SHORT TASK -
Locate every line in the records below that contains the word "Жизнь", and copy each one.

Saved data entries
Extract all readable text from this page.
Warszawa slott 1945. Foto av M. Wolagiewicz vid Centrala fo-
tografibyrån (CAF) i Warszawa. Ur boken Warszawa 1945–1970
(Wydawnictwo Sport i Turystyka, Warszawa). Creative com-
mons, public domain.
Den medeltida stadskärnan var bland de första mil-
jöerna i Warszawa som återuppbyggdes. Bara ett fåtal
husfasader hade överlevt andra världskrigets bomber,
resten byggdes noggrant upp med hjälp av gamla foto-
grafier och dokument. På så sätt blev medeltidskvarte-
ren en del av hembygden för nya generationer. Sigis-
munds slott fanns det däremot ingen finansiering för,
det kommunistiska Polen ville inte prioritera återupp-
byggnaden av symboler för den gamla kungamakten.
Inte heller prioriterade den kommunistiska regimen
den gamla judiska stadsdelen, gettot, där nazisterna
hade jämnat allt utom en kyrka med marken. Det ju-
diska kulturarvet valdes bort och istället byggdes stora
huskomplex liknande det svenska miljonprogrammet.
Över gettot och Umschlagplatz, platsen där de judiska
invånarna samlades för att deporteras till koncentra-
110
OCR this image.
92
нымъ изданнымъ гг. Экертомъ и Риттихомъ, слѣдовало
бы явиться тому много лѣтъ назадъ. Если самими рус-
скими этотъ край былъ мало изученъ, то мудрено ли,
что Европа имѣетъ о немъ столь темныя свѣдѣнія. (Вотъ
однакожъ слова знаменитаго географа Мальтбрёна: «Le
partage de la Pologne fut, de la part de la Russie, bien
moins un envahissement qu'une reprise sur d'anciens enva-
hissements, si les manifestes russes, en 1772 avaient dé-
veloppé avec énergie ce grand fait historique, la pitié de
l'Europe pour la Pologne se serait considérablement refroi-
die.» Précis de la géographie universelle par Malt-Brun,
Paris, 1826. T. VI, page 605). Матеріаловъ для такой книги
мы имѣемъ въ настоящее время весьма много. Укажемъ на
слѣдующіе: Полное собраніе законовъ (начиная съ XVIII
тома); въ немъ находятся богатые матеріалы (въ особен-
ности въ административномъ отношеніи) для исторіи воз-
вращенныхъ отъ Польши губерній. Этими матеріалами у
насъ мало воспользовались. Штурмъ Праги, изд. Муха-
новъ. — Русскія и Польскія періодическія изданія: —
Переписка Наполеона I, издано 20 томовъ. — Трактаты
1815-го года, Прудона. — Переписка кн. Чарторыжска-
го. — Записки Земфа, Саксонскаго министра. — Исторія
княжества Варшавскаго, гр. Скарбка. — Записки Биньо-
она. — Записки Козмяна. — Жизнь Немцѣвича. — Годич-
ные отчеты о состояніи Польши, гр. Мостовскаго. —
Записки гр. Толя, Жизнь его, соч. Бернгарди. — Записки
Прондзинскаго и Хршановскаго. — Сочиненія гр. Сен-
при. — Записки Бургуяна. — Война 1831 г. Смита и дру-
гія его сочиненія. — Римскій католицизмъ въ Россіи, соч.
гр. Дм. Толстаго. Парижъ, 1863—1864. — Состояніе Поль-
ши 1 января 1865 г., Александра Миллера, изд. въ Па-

WORKED SOLUTION -
она. — Записки Козмяна. — Жизнь Немцѣвича. — Годич-
Записки гр. Толя, Жизнь его, соч. Бернгарди. — Записки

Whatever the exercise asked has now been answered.